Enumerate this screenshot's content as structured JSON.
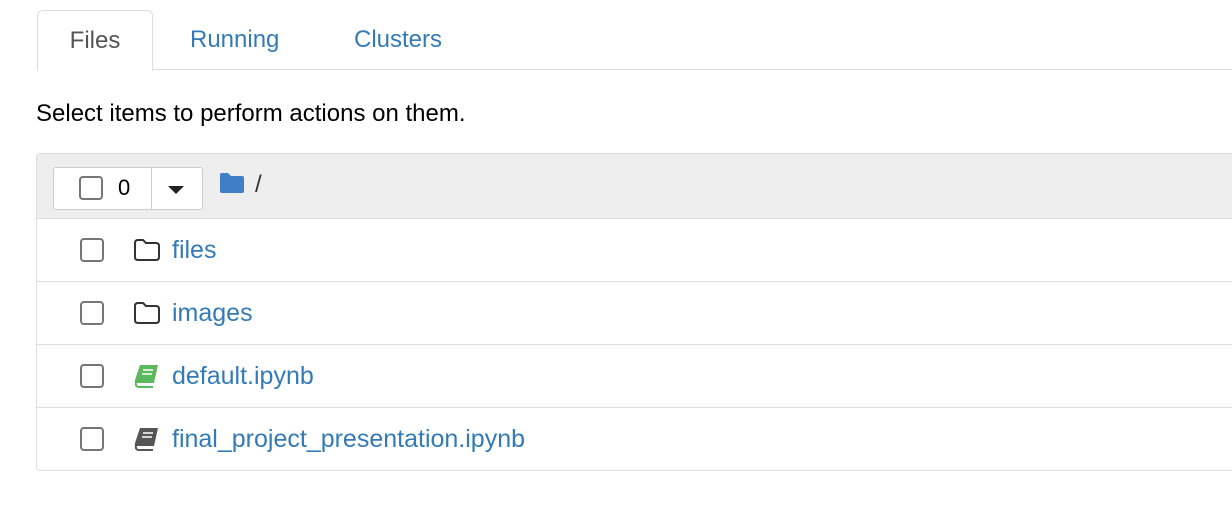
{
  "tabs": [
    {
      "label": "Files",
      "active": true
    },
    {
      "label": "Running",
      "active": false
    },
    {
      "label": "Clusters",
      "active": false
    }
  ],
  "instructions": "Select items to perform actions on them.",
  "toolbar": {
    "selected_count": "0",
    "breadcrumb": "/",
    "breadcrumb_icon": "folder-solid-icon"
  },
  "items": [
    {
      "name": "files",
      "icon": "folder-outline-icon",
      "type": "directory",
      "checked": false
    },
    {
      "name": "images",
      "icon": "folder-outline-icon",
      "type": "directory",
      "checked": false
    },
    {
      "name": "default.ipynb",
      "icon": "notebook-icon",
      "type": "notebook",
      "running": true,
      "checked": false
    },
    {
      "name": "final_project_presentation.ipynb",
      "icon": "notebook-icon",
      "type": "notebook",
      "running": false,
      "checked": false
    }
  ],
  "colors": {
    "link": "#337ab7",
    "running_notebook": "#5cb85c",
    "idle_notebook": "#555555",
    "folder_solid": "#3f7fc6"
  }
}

◇ ◇ ◇ ◇ ◇

**SHORT PROBLEM:**
Retype every record above exactly as written, but leave out the pictures.

**EXERCISE RESULT:**
Enumerate this screenshot's content as structured JSON.
{
  "tabs": [
    {
      "label": "Files",
      "active": true
    },
    {
      "label": "Running",
      "active": false
    },
    {
      "label": "Clusters",
      "active": false
    }
  ],
  "instructions": "Select items to perform actions on them.",
  "toolbar": {
    "selected_count": "0",
    "breadcrumb": "/",
    "breadcrumb_icon": "folder-solid-icon"
  },
  "items": [
    {
      "name": "files",
      "icon": "folder-outline-icon",
      "type": "directory",
      "checked": false
    },
    {
      "name": "images",
      "icon": "folder-outline-icon",
      "type": "directory",
      "checked": false
    },
    {
      "name": "default.ipynb",
      "icon": "notebook-icon",
      "type": "notebook",
      "running": true,
      "checked": false
    },
    {
      "name": "final_project_presentation.ipynb",
      "icon": "notebook-icon",
      "type": "notebook",
      "running": false,
      "checked": false
    }
  ],
  "colors": {
    "link": "#337ab7",
    "running_notebook": "#5cb85c",
    "idle_notebook": "#555555",
    "folder_solid": "#3f7fc6"
  }
}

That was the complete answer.